(Dataset items)
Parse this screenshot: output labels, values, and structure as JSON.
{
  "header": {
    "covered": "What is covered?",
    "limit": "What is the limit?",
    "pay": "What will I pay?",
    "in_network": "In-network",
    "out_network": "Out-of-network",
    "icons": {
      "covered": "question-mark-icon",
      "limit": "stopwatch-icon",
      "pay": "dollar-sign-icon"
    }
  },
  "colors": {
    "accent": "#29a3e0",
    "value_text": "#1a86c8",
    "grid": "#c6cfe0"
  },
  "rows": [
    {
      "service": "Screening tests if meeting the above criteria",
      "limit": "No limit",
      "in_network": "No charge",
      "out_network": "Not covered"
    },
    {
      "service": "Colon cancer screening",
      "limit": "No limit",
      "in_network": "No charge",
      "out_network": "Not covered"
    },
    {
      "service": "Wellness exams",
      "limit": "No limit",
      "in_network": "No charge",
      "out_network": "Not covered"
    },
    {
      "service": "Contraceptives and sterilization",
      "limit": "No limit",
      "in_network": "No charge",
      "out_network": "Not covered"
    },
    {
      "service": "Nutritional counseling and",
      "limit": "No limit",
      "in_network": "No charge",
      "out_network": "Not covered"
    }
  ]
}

Directions for this task
Search the entries for "What" and copy out each line that has it.

Reply to the exercise
    "covered": "What is covered?",
    "limit": "What is the limit?",
    "pay": "What will I pay?",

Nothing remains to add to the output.